**TO DO:** Repeat, exactly and in full, the lines of the listing below, but without any pictures.

**DATA TO PROCESS:**
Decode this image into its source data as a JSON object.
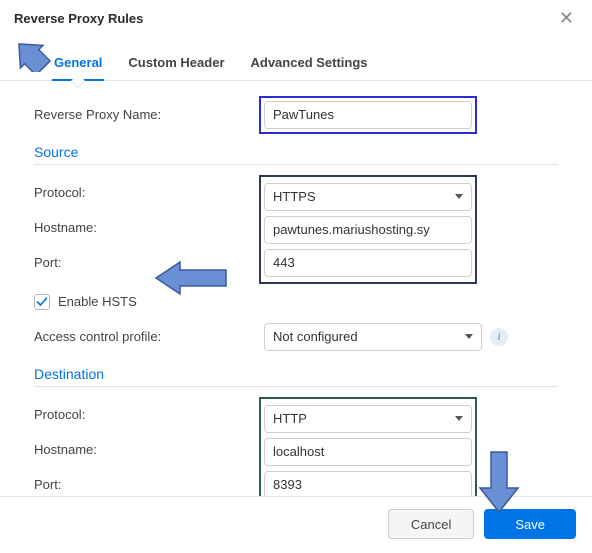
{
  "dialog": {
    "title": "Reverse Proxy Rules"
  },
  "tabs": {
    "general": "General",
    "custom_header": "Custom Header",
    "advanced": "Advanced Settings"
  },
  "fields": {
    "name_label": "Reverse Proxy Name:",
    "name_value": "PawTunes",
    "protocol_label": "Protocol:",
    "hostname_label": "Hostname:",
    "port_label": "Port:",
    "access_label": "Access control profile:",
    "access_value": "Not configured",
    "hsts_label": "Enable HSTS"
  },
  "sections": {
    "source": "Source",
    "destination": "Destination"
  },
  "source": {
    "protocol": "HTTPS",
    "hostname": "pawtunes.mariushosting.sy",
    "port": "443"
  },
  "destination": {
    "protocol": "HTTP",
    "hostname": "localhost",
    "port": "8393"
  },
  "footer": {
    "cancel": "Cancel",
    "save": "Save"
  }
}
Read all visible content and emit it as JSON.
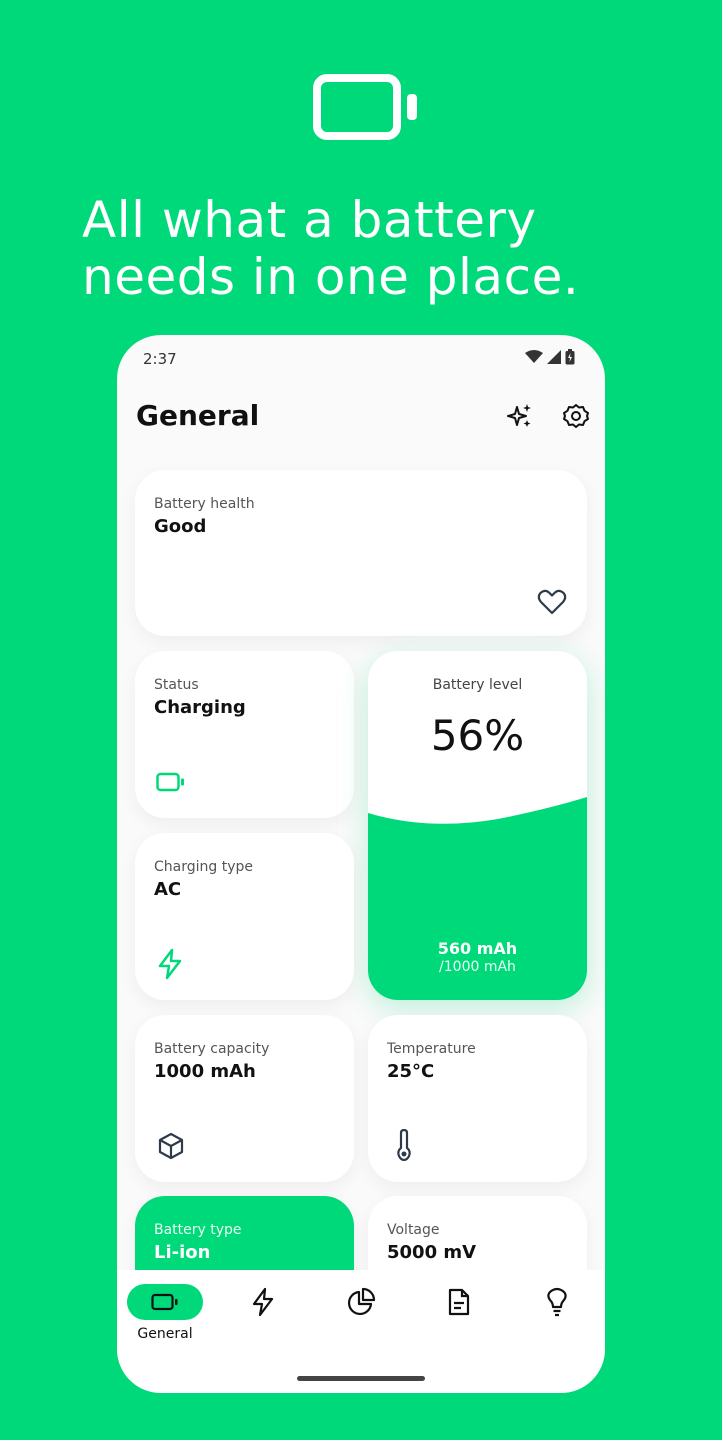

**COMPLETED EXERCISE:**
Decode this image into its source data as a JSON object.
{
  "dialog": {
    "title": "Reverse Proxy Rules"
  },
  "tabs": {
    "general": "General",
    "custom_header": "Custom Header",
    "advanced": "Advanced Settings"
  },
  "fields": {
    "name_label": "Reverse Proxy Name:",
    "name_value": "PawTunes",
    "protocol_label": "Protocol:",
    "hostname_label": "Hostname:",
    "port_label": "Port:",
    "access_label": "Access control profile:",
    "access_value": "Not configured",
    "hsts_label": "Enable HSTS"
  },
  "sections": {
    "source": "Source",
    "destination": "Destination"
  },
  "source": {
    "protocol": "HTTPS",
    "hostname": "pawtunes.mariushosting.sy",
    "port": "443"
  },
  "destination": {
    "protocol": "HTTP",
    "hostname": "localhost",
    "port": "8393"
  },
  "footer": {
    "cancel": "Cancel",
    "save": "Save"
  }
}
Read all visible content and emit it as JSON.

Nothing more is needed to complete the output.